EXTRACTED MATERIAL |
[start]

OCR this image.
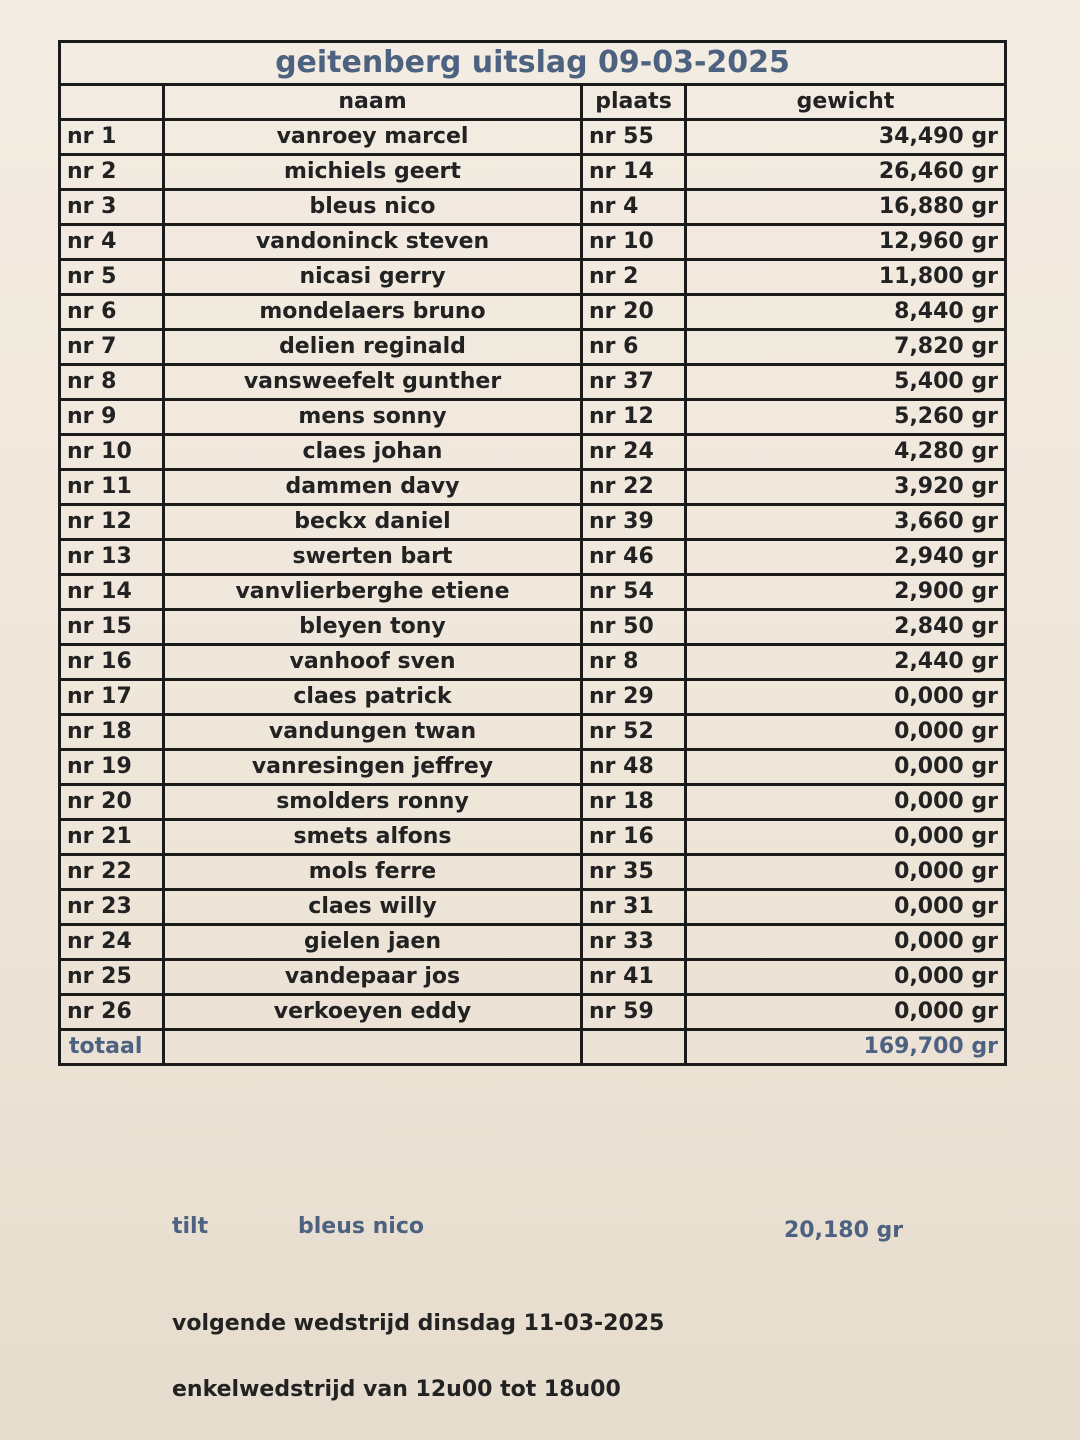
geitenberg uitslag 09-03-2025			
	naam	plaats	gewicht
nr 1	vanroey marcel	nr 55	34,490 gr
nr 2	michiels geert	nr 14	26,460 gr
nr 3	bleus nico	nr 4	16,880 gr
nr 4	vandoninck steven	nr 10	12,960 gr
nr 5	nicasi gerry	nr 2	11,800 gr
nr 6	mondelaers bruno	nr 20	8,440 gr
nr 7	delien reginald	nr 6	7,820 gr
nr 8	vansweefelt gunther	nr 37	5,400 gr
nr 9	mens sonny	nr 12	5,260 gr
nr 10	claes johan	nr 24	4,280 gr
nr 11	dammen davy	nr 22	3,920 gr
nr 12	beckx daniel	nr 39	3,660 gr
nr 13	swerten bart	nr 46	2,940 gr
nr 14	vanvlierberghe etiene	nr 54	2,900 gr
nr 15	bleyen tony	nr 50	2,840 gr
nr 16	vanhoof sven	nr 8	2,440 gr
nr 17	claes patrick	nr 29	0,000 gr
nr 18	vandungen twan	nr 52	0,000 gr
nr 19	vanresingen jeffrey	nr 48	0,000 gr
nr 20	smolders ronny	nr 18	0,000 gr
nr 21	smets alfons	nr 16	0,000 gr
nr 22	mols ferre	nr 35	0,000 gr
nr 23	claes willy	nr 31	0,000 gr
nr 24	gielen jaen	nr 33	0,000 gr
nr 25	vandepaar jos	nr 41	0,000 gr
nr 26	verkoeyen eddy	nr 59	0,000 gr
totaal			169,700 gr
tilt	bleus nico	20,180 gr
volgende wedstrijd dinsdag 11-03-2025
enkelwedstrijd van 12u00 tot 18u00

[end]

YOUR INSTRUCTIONS | What is the number of lines above that contain "claes"? Answer with that number only.

SOLUTION FOR THIS PROBLEM | 3